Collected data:
##########

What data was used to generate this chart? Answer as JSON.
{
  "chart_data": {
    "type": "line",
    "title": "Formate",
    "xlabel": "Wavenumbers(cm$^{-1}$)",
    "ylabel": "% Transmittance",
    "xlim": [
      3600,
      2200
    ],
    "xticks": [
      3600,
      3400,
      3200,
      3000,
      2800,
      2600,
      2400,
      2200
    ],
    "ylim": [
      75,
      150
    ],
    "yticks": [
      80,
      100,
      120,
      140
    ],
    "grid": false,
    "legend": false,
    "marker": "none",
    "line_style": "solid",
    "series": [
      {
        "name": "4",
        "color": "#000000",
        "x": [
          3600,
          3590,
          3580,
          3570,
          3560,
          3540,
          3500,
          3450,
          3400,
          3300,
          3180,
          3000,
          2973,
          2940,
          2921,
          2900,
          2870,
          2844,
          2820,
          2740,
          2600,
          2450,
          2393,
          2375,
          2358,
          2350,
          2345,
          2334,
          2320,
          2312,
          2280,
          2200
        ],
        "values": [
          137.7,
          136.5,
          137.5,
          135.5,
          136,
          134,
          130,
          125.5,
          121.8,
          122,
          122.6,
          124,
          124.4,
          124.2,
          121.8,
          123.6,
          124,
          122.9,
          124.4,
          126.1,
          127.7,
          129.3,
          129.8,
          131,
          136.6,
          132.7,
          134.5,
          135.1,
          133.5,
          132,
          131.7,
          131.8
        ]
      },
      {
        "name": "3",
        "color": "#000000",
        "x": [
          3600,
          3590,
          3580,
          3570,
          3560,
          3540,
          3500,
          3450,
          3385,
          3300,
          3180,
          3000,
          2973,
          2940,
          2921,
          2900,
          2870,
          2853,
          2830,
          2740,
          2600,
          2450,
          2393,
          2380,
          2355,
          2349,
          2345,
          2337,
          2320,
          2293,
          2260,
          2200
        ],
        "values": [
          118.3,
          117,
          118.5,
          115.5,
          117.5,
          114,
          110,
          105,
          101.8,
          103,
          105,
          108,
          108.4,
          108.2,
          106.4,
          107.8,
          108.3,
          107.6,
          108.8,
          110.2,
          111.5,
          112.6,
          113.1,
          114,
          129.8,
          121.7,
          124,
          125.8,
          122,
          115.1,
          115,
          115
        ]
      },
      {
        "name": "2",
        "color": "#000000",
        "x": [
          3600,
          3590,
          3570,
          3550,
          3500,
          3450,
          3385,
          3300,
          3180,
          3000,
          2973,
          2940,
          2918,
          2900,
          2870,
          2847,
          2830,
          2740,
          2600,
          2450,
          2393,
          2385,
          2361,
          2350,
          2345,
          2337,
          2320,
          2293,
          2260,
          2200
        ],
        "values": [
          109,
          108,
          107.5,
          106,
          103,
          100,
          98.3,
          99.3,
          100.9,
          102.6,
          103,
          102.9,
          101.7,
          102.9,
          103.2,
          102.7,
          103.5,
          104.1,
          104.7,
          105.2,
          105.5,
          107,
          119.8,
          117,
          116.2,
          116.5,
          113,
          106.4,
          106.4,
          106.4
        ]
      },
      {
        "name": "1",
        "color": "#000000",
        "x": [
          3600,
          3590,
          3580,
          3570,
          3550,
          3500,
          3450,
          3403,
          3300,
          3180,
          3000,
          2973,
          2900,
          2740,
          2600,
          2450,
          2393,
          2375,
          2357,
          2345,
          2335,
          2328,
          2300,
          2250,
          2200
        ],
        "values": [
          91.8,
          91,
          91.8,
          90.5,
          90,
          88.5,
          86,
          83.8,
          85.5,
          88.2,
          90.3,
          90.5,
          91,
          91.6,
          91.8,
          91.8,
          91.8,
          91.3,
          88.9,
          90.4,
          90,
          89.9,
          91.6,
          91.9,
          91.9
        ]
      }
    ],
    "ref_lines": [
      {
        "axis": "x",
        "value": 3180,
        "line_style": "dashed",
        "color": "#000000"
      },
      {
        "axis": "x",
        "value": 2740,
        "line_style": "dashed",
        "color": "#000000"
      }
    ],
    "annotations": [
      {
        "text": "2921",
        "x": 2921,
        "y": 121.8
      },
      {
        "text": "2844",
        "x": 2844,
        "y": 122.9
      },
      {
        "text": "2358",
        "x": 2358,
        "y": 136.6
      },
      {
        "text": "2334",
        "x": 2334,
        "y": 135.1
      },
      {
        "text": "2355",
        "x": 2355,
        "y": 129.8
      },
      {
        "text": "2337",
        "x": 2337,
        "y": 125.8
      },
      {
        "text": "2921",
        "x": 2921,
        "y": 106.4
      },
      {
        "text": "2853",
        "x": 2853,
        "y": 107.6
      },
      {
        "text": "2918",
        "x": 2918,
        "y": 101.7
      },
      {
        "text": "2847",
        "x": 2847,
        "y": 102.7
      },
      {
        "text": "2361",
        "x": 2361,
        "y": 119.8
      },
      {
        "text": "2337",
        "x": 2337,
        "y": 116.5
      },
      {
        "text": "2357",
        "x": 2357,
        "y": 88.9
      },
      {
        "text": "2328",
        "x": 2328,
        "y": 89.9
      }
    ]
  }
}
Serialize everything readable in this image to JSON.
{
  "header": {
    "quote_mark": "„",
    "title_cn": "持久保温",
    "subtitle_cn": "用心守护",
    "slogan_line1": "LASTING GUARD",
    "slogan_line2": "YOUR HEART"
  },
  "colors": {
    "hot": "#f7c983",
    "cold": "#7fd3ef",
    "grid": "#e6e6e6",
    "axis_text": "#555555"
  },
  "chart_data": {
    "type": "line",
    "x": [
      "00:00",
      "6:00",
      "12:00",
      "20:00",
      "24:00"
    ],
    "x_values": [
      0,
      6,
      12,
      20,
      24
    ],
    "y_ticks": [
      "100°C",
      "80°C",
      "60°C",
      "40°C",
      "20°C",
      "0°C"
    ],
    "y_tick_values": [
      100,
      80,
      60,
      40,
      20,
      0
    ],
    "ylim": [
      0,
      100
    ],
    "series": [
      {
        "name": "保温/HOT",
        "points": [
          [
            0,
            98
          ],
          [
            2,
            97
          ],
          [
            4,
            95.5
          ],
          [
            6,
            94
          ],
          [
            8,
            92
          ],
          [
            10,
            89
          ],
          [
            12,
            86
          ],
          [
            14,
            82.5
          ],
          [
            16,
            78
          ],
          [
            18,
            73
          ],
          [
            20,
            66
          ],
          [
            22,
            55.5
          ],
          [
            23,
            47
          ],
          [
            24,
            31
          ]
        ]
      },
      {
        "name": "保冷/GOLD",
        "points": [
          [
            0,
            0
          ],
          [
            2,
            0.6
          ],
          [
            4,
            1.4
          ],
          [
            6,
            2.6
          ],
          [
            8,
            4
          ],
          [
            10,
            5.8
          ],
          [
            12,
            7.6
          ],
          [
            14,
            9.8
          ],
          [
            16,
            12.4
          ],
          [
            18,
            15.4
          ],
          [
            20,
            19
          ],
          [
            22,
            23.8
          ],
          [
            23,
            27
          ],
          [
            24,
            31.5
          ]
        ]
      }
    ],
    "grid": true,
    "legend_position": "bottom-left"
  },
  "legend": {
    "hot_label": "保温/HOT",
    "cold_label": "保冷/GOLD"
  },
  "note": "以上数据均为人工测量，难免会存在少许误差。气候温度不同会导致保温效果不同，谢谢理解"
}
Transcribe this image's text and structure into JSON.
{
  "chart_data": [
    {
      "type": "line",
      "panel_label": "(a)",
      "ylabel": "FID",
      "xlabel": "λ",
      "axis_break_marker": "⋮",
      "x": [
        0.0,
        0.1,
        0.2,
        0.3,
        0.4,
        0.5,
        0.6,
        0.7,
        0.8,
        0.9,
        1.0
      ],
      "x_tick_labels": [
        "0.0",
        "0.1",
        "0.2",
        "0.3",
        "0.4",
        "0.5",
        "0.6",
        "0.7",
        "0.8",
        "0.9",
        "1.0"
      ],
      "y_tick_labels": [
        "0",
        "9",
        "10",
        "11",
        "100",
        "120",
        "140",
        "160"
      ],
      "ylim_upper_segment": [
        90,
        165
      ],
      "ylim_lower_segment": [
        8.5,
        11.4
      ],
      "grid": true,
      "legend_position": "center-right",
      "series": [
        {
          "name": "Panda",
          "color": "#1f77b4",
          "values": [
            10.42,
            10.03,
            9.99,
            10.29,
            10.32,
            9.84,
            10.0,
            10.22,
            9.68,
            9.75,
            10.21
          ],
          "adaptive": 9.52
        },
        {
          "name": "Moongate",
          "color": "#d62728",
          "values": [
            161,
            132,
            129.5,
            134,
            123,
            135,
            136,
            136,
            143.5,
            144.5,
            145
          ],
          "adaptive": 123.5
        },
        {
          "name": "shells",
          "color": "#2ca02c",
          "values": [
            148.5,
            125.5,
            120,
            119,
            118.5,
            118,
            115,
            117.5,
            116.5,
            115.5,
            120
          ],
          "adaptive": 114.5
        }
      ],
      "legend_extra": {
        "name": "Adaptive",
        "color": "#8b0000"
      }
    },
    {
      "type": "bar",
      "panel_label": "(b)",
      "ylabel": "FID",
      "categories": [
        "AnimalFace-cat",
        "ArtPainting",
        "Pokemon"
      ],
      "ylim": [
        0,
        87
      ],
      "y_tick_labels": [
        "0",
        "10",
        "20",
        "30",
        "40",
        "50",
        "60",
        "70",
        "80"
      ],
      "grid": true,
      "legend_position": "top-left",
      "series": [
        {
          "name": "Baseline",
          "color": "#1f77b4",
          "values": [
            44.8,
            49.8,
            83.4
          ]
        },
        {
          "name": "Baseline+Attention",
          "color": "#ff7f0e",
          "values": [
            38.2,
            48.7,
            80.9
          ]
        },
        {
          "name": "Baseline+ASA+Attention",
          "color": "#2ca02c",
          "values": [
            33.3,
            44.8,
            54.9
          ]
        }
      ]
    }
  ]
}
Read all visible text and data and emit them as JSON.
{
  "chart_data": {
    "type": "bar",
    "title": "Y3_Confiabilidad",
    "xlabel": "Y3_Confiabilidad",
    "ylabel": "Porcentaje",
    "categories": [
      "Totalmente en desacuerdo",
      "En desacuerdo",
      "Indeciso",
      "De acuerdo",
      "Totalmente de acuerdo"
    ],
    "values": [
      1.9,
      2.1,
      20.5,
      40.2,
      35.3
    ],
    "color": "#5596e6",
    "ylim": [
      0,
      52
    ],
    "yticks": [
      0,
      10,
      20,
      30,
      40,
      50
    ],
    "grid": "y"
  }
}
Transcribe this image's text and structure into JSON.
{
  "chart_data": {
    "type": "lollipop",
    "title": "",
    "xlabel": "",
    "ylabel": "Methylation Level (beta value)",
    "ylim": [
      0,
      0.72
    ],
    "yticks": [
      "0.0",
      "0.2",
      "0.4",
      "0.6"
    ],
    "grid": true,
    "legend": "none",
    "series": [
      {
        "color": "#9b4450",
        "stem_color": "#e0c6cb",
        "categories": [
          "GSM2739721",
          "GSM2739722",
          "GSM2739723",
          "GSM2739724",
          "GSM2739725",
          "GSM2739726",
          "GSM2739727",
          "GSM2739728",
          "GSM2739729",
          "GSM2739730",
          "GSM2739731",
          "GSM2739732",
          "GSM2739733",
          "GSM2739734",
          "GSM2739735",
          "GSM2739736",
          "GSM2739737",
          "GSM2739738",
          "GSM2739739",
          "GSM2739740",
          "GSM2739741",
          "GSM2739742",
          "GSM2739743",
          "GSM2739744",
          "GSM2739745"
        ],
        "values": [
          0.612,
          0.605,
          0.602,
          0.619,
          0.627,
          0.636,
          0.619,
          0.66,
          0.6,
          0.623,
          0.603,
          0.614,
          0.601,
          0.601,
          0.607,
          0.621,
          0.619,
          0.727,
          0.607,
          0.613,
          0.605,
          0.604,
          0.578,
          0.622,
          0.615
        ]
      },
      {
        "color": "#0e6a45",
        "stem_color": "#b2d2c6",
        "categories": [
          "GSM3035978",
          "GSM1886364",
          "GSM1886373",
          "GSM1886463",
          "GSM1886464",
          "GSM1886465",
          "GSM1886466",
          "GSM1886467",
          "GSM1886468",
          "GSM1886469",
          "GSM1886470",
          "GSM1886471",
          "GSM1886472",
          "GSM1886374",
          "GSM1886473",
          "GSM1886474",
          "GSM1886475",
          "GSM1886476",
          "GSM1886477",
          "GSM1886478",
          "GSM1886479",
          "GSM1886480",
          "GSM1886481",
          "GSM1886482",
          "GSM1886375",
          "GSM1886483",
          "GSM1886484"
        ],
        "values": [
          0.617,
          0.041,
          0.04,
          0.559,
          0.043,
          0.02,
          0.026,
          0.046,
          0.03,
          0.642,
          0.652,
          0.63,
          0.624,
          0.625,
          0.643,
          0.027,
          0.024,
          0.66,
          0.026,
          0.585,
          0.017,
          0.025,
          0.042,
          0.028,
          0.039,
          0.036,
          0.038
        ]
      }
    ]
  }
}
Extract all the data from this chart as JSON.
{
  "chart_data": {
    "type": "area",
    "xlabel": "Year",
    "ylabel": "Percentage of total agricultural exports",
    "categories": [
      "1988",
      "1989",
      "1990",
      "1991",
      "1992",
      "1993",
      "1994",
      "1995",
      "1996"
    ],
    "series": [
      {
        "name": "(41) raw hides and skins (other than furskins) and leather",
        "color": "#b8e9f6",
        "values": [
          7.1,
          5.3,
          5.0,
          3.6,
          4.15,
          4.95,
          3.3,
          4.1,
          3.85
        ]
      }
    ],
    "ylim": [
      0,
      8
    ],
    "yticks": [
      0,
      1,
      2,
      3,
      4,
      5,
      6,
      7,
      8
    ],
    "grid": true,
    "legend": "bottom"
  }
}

##########

GOAL –
Go over the data above and copy every line that has the word "type" in it.

SOLUTION TO THIS TASK –
    "type": "line",
    "type": "line",
      "type": "line",
      "type": "bar",
    "type": "bar",
    "type": "lollipop",
    "type": "area",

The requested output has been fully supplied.